-- START RECORDED DATA --

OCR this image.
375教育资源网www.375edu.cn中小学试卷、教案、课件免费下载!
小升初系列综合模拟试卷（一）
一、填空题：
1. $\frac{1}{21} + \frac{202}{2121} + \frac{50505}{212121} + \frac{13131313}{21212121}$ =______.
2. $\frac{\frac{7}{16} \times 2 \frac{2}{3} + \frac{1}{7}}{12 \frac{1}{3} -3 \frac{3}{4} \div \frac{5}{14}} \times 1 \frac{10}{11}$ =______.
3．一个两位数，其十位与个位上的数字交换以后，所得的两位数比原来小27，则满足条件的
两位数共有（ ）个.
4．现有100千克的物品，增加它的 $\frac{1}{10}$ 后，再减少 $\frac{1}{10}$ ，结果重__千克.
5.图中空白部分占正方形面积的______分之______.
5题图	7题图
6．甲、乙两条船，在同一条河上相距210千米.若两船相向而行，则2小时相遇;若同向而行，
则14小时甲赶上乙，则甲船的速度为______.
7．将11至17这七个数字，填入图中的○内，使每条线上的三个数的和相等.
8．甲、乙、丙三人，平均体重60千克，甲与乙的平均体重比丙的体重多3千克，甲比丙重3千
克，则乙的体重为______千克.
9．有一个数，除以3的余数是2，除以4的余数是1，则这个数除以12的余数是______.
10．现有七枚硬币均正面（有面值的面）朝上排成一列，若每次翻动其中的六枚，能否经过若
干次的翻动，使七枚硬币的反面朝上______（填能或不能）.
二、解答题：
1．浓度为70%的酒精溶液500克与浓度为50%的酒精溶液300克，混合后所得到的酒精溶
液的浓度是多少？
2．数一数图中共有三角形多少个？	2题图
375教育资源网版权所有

-- END RECORDED DATA --
-- START RECORDED DATA --

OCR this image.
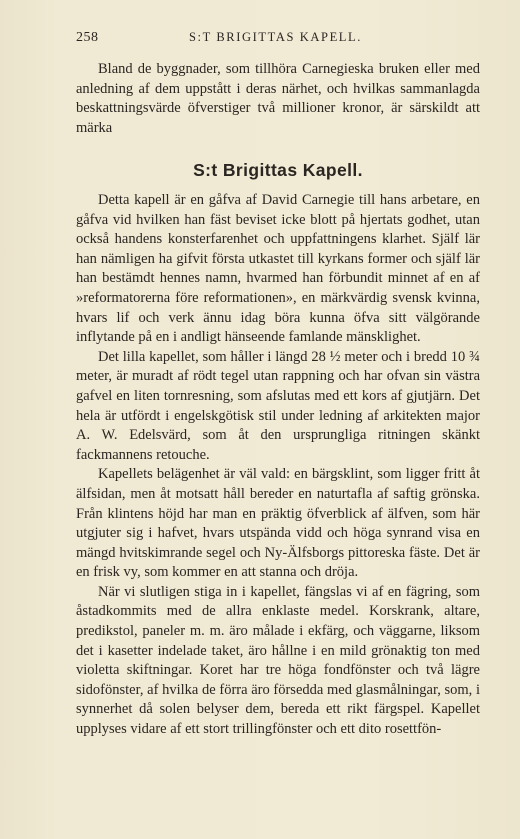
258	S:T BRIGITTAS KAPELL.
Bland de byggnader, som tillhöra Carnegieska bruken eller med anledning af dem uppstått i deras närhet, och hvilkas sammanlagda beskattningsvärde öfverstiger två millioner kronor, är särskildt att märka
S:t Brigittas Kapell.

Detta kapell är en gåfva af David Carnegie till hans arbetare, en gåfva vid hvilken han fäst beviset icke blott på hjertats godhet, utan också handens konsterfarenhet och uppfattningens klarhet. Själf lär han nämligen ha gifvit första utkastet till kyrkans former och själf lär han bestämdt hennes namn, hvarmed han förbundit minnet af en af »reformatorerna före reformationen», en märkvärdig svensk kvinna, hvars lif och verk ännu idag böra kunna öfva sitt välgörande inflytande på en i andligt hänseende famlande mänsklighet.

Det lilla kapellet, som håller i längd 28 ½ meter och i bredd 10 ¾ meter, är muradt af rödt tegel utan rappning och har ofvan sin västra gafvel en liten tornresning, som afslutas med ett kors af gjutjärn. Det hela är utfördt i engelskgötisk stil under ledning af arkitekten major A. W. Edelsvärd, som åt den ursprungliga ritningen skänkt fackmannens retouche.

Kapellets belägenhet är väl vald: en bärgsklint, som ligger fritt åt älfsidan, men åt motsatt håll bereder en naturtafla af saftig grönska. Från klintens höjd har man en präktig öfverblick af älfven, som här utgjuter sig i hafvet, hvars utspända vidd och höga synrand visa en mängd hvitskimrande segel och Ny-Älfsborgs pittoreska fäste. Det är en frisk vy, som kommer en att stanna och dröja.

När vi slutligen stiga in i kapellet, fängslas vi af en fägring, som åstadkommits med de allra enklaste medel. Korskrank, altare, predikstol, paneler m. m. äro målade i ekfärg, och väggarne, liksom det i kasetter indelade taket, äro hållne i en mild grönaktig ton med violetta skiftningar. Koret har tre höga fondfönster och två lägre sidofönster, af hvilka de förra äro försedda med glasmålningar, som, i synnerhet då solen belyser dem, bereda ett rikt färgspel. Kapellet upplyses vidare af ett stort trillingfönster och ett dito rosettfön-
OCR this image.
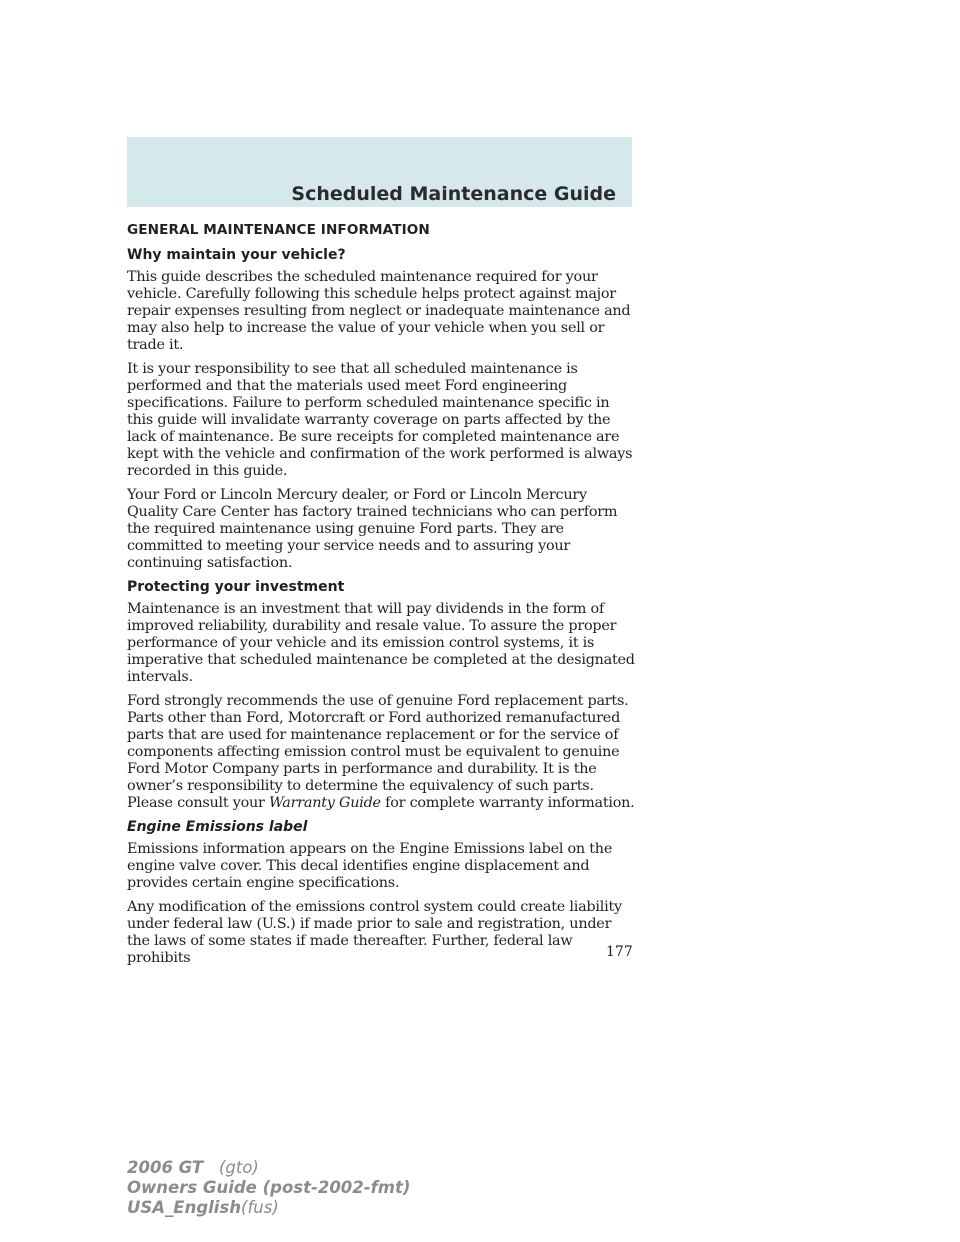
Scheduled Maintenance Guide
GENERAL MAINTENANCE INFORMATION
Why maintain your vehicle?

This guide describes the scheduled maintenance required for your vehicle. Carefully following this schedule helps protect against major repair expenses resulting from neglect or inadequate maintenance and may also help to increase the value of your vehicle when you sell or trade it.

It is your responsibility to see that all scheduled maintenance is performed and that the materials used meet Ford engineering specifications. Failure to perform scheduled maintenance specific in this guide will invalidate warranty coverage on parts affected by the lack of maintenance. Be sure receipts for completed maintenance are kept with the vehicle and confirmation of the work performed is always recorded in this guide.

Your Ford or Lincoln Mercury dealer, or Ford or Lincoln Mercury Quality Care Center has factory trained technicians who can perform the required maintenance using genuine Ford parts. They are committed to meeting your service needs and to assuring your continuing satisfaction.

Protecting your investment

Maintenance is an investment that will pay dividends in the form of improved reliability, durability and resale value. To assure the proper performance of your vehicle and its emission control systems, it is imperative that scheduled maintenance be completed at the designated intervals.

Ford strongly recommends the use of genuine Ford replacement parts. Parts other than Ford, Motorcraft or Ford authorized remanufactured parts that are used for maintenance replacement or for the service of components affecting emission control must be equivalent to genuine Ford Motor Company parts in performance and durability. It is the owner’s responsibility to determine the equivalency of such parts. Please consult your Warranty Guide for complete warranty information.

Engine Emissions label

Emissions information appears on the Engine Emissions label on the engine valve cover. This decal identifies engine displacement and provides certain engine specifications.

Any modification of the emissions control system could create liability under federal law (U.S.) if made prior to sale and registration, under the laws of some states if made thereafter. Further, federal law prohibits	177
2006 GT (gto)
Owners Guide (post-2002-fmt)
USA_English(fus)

-- END RECORDED DATA --
-- START RECORDED DATA --

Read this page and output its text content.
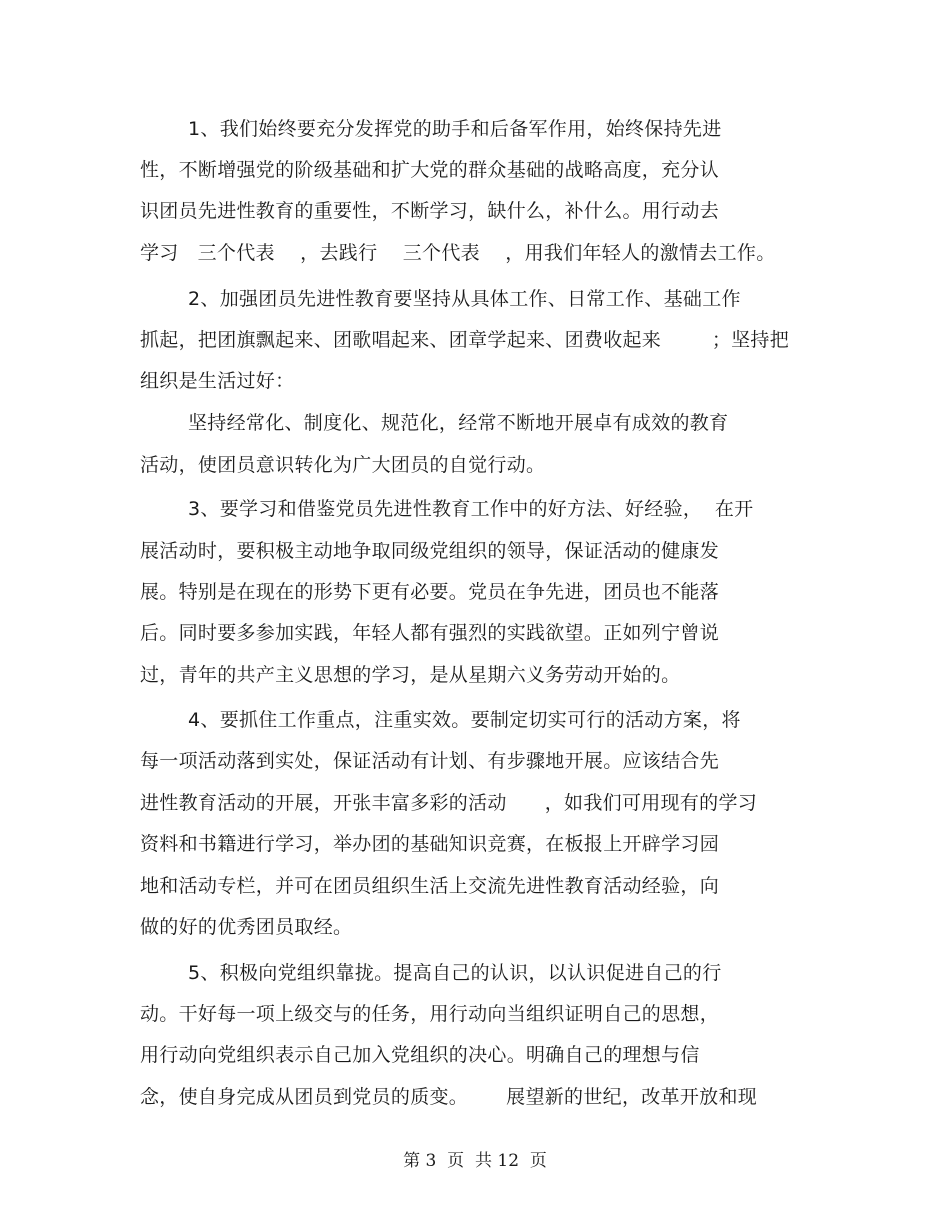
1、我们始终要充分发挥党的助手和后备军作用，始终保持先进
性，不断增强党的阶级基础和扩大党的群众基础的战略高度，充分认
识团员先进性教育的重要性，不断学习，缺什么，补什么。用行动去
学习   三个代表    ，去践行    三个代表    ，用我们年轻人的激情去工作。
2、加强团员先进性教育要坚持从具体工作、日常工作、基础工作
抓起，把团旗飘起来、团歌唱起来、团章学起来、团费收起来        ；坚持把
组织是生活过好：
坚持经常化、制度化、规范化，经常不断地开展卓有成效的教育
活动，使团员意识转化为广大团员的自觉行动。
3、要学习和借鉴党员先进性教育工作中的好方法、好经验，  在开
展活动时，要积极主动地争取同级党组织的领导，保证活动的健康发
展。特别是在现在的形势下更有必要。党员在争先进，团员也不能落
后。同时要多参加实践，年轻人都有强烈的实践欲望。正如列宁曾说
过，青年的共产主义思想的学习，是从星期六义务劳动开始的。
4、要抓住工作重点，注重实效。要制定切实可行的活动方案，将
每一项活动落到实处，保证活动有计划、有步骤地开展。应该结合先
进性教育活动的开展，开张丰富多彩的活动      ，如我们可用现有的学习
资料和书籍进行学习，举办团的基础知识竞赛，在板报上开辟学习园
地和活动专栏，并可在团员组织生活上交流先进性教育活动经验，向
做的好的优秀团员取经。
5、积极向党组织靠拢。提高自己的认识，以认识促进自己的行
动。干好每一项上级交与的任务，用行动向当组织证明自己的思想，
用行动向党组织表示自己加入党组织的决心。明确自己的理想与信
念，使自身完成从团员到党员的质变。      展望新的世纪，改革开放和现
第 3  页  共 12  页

-- END RECORDED DATA --

PROBLEM REQUIREMENTS -
Report each line of the material above where the word "required" appears.

IN RESPONSE -
This guide describes the scheduled maintenance required for your vehicle. Carefully following this schedule helps protect against major repair expenses resulting from neglect or inadequate maintenance and may also help to increase the value of your vehicle when you sell or trade it.
Your Ford or Lincoln Mercury dealer, or Ford or Lincoln Mercury Quality Care Center has factory trained technicians who can perform the required maintenance using genuine Ford parts. They are committed to meeting your service needs and to assuring your continuing satisfaction.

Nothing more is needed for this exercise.